-- RECORDED INFORMATION start --

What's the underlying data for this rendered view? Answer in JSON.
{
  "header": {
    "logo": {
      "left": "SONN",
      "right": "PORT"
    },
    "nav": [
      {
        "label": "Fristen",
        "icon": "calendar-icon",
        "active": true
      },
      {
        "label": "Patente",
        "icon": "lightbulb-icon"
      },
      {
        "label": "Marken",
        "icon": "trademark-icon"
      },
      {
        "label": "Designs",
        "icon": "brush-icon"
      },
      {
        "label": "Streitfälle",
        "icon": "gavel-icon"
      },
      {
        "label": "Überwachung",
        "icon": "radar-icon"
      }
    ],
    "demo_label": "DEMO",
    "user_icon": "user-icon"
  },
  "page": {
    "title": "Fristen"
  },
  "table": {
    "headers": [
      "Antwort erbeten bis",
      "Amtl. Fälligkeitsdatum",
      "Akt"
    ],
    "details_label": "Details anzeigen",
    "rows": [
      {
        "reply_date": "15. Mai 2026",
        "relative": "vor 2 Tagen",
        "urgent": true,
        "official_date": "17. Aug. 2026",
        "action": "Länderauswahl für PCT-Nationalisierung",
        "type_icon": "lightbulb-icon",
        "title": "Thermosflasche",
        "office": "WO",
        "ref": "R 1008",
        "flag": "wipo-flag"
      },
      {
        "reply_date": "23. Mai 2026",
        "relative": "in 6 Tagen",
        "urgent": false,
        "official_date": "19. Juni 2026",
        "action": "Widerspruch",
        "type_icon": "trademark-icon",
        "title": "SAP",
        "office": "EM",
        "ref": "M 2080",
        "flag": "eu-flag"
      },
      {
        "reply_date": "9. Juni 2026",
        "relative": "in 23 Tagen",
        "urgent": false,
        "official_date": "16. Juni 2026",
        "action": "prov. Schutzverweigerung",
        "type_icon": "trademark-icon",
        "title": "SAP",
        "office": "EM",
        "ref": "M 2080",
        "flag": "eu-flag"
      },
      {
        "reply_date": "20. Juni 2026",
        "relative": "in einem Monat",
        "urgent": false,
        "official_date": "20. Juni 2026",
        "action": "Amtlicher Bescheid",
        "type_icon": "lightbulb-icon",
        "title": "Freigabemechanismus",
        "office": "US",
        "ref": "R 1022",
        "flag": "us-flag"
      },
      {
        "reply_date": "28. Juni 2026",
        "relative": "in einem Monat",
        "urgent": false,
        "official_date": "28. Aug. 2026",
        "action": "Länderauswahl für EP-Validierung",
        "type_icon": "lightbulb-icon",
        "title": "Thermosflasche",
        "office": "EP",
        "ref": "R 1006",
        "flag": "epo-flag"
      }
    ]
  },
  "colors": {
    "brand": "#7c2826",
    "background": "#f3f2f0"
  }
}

-- RECORDED INFORMATION end --

Locate the word "relative" in the data above. Copy every line carrying it.

### FULL RESPONSE
        "relative": "vor 2 Tagen",
        "relative": "in 6 Tagen",
        "relative": "in 23 Tagen",
        "relative": "in einem Monat",
        "relative": "in einem Monat",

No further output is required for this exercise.